• Aim
Pull out each line of the records holding the string "могила".

• Input for this task
= = =
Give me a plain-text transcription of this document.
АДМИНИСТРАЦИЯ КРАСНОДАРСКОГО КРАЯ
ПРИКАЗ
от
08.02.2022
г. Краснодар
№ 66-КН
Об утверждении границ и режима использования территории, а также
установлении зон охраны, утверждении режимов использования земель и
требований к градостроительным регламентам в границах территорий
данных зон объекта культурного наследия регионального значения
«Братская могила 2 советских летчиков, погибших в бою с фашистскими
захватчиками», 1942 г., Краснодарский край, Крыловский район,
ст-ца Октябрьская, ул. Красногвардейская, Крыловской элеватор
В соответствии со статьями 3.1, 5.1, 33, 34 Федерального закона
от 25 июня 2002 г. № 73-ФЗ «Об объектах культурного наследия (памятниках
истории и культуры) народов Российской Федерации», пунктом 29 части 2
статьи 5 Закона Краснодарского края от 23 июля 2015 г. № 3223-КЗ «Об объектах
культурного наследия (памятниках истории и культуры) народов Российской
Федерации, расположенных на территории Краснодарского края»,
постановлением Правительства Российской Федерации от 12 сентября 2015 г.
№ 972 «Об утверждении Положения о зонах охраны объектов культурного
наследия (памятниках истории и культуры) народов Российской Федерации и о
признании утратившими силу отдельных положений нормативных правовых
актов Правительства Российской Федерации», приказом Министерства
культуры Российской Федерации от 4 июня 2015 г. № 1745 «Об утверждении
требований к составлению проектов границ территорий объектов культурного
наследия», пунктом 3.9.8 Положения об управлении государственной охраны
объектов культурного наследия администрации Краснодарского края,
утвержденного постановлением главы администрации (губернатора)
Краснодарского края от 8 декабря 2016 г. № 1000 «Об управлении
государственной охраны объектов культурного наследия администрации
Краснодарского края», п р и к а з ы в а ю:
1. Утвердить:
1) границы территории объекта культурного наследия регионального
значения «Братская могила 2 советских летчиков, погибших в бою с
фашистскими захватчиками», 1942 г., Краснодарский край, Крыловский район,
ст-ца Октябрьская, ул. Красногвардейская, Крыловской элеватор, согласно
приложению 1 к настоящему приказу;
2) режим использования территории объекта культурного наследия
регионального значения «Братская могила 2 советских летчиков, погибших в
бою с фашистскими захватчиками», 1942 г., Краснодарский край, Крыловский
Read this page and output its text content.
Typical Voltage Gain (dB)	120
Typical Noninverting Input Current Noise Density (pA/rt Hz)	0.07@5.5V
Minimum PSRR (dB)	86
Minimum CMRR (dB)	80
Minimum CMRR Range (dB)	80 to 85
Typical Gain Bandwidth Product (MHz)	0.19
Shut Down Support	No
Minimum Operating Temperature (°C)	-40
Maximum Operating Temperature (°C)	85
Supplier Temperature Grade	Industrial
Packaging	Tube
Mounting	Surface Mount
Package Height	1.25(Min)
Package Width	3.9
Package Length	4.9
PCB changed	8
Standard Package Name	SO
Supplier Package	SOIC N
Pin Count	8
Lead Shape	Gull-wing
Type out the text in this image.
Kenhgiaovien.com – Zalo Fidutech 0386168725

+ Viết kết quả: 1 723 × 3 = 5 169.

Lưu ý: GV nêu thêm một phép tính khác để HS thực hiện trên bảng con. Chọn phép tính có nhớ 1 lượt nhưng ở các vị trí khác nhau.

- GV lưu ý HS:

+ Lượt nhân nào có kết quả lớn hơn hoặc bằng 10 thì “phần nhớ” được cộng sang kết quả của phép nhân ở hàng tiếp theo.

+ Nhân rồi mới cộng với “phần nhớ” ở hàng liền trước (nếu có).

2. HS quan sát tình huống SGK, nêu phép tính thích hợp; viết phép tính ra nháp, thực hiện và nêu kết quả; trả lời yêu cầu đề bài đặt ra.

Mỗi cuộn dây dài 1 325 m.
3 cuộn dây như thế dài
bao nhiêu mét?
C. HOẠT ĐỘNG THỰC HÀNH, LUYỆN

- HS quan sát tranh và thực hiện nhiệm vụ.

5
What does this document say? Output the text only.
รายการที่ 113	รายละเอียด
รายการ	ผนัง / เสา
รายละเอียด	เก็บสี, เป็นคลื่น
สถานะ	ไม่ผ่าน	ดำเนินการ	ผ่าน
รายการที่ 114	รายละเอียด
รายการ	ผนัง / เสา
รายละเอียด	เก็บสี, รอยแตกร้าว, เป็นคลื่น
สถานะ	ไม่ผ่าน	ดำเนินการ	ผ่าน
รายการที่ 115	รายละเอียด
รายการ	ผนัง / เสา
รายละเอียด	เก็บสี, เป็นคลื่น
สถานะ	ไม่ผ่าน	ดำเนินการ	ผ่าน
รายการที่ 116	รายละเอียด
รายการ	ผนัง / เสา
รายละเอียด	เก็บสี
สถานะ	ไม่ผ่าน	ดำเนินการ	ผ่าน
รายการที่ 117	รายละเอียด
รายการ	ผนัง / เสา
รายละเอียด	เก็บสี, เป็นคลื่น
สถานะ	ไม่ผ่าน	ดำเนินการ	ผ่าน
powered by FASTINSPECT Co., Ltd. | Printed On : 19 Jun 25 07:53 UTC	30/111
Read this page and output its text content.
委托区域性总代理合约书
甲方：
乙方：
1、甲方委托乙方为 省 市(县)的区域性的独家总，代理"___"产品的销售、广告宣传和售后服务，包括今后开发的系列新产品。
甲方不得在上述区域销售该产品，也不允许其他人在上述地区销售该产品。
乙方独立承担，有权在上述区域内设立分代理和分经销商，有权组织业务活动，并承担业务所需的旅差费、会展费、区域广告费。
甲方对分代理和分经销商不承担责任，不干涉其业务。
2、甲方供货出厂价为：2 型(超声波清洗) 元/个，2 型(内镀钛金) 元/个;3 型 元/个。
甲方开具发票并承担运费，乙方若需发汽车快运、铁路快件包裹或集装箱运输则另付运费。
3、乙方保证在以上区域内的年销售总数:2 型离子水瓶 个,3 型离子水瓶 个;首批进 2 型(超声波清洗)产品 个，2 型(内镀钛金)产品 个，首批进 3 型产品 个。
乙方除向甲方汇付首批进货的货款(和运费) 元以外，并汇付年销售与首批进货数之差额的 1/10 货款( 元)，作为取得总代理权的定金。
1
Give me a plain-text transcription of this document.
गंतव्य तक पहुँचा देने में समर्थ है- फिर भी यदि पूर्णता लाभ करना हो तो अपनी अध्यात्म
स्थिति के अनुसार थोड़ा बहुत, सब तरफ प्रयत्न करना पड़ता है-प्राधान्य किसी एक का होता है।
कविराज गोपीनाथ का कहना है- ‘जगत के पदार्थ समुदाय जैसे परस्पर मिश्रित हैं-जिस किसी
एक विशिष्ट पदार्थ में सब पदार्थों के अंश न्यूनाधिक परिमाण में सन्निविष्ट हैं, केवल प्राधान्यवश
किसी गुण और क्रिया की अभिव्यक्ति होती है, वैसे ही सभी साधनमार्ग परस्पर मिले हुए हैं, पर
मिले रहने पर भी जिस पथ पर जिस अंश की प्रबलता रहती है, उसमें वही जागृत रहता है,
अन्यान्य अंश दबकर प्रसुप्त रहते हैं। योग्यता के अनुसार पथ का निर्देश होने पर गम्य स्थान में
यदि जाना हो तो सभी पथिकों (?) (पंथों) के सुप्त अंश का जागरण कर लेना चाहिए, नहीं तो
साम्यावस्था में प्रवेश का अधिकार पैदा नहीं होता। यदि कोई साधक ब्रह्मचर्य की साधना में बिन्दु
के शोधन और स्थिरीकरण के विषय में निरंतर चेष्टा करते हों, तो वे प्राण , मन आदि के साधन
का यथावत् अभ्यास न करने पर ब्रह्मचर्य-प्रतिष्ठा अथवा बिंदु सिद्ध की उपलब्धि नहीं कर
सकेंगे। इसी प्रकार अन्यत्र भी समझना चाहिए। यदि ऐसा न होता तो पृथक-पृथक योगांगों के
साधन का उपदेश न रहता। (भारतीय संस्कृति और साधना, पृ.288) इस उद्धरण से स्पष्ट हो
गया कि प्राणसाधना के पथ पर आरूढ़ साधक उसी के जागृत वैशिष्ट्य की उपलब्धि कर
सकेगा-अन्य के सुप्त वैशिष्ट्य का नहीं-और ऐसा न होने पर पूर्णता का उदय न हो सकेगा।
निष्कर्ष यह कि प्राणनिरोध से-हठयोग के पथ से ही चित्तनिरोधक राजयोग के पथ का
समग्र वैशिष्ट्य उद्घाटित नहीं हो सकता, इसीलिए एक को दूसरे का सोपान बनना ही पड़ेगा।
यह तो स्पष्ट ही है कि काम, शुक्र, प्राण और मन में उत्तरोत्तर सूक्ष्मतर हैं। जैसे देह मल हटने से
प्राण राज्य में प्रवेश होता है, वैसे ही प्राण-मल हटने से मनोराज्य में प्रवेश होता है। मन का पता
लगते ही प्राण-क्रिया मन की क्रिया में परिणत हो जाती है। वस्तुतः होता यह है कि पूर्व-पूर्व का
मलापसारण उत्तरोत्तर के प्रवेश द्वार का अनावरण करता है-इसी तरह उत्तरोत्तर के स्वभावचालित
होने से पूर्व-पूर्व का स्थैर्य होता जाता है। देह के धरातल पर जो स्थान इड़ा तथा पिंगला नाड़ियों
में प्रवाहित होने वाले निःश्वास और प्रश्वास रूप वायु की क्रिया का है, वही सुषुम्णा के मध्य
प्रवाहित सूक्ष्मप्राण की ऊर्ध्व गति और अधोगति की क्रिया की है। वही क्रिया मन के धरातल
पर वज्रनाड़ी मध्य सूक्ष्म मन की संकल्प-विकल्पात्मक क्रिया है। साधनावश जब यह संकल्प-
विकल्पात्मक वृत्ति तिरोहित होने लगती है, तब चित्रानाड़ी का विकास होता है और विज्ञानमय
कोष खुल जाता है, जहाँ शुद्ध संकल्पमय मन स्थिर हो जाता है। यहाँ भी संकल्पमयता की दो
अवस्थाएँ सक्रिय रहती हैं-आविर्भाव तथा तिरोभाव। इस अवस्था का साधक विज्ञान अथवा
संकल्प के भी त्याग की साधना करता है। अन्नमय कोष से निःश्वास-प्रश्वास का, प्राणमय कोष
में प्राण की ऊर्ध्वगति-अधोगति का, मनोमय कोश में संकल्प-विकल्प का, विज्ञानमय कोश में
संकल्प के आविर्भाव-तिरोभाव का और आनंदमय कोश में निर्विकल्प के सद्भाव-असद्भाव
= = =
• Response to the exercise
«Братская могила 2 советских летчиков, погибших в бою с фашистскими
значения «Братская могила 2 советских летчиков, погибших в бою с
регионального значения «Братская могила 2 советских летчиков, погибших в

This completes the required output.